Records from a dataset
####

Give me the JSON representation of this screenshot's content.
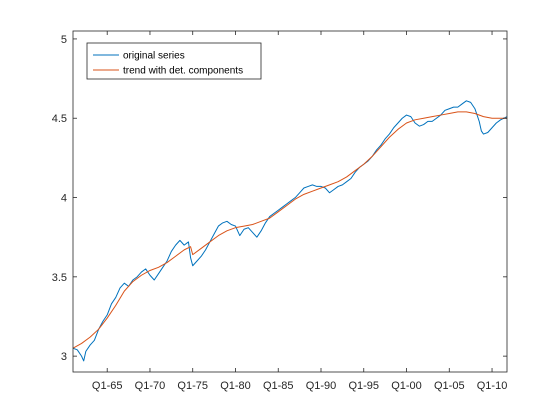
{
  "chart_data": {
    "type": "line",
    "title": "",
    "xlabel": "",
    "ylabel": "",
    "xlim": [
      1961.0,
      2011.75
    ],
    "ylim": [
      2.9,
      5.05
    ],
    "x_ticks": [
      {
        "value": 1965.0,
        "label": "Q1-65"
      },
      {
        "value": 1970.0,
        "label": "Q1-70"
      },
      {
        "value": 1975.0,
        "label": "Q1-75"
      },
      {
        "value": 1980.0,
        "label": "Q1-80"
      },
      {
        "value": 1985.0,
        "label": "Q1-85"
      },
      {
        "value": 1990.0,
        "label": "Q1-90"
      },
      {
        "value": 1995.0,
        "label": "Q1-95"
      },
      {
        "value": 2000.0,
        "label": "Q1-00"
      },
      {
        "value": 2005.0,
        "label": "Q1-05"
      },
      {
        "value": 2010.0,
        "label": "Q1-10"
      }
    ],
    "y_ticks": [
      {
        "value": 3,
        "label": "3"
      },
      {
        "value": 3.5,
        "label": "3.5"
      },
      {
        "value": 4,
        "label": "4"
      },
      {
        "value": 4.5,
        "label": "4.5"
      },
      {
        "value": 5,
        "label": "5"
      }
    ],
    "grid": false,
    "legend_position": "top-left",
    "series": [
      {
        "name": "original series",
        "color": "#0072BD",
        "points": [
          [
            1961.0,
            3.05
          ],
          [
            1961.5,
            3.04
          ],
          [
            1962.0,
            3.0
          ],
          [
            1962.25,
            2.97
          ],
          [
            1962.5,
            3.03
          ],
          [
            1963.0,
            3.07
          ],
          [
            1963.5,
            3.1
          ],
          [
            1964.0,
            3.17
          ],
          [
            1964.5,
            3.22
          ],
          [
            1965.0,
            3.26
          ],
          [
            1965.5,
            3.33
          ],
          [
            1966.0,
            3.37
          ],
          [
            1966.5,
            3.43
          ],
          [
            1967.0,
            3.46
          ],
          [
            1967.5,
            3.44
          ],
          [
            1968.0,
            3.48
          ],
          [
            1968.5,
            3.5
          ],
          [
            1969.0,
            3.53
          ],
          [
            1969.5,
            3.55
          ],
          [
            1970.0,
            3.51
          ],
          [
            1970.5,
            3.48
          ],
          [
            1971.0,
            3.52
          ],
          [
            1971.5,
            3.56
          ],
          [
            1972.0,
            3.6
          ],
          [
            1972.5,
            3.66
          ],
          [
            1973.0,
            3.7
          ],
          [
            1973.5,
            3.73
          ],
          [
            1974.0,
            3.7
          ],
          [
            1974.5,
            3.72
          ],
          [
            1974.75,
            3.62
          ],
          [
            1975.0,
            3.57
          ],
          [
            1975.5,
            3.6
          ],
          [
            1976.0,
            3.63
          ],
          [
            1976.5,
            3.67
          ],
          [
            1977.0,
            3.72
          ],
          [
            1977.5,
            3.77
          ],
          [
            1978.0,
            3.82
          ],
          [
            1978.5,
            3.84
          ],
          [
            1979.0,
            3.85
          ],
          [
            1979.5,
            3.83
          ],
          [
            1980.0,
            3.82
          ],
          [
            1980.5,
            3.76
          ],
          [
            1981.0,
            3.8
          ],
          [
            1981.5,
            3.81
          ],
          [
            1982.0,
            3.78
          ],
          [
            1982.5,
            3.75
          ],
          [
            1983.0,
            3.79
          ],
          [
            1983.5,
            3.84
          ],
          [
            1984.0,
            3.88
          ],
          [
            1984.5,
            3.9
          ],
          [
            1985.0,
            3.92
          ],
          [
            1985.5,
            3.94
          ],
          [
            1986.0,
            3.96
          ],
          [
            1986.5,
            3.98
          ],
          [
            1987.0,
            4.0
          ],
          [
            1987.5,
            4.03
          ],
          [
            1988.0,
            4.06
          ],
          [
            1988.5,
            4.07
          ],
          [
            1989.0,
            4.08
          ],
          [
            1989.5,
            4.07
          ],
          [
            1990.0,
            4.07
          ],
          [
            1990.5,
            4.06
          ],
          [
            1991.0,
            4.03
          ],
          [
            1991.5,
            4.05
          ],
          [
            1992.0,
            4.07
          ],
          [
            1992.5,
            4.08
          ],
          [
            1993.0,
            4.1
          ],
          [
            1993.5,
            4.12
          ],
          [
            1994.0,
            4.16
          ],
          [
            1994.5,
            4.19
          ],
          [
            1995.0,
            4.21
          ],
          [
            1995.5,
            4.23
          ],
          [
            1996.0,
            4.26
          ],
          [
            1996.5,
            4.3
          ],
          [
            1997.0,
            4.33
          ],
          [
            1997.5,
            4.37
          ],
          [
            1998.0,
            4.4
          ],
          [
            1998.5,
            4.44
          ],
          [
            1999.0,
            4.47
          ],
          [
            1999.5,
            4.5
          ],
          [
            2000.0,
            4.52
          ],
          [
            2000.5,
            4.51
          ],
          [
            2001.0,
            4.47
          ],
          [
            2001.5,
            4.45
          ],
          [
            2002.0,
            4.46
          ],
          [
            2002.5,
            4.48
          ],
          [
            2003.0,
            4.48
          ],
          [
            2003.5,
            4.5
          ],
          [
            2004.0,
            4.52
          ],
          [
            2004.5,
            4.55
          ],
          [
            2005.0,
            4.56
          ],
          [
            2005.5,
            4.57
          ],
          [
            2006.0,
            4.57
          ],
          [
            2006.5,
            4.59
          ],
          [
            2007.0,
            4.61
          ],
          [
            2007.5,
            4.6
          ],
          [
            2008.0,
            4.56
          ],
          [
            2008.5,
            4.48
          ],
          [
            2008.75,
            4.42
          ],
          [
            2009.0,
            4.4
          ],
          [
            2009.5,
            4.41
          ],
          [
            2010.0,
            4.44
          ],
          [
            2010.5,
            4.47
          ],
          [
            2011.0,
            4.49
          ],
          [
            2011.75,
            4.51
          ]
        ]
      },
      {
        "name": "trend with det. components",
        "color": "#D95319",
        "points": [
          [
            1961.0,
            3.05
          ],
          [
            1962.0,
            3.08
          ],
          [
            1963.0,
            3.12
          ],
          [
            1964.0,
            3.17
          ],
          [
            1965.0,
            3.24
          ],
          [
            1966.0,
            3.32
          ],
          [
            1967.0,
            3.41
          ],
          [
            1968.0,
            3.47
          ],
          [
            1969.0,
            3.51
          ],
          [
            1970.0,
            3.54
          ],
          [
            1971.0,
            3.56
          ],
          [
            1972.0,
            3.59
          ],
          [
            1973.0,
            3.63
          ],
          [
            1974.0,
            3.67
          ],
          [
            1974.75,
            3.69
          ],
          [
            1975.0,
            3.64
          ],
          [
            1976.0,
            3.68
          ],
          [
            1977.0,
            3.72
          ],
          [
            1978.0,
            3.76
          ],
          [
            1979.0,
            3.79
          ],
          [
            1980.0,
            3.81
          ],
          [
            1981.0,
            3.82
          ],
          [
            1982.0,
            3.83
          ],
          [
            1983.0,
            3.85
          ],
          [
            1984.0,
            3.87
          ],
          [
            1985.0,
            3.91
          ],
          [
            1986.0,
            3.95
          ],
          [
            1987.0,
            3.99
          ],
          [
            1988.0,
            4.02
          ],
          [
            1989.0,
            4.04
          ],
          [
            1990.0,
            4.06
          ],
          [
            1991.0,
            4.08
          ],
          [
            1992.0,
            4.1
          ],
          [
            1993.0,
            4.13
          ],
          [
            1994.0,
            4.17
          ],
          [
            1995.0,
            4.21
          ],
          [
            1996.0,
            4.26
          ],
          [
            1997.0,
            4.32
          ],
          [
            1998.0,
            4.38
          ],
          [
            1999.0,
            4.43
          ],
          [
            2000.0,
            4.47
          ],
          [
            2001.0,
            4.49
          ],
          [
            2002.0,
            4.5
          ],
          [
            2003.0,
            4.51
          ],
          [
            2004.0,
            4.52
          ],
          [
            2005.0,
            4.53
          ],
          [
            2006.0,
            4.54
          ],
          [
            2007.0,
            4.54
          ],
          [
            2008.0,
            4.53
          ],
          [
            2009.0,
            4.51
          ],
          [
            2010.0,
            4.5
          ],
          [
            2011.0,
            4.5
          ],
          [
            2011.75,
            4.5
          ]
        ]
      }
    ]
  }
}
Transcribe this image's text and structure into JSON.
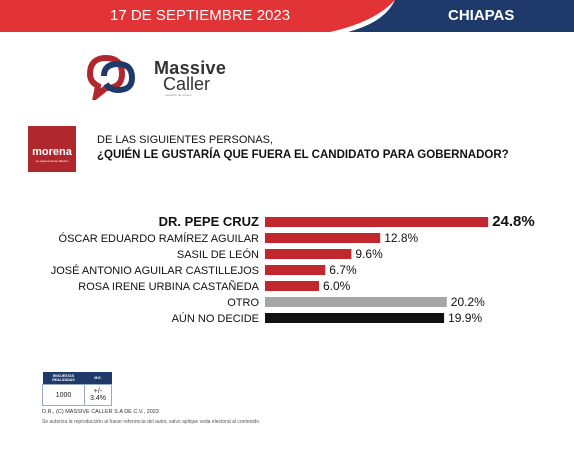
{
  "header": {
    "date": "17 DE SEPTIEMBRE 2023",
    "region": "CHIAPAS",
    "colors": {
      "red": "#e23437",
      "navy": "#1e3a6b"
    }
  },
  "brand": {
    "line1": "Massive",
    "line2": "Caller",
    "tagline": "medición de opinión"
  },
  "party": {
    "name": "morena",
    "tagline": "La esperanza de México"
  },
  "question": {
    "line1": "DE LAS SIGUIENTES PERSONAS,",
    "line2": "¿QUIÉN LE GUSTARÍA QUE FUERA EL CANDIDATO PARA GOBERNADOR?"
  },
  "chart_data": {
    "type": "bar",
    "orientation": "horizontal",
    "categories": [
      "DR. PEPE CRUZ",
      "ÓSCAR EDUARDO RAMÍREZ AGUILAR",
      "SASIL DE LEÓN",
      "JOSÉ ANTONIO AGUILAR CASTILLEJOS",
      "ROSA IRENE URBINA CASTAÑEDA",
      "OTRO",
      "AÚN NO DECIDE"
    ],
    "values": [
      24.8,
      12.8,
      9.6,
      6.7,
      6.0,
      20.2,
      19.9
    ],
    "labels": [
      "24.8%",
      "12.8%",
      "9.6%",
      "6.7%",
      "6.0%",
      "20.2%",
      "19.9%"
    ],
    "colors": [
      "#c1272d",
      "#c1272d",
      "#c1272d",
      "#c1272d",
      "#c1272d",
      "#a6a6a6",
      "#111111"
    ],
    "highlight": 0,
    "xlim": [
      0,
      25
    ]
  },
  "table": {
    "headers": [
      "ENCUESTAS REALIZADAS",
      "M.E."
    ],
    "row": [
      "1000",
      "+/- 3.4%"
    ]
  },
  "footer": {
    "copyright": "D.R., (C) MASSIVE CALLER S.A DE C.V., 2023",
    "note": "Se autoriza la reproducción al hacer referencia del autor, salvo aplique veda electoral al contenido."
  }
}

####

-- Problem --
Pull out all lines containing "JSON".

-- Output below --
Give me the JSON representation of this screenshot's content.
Transcribe this image's text and structure into JSON.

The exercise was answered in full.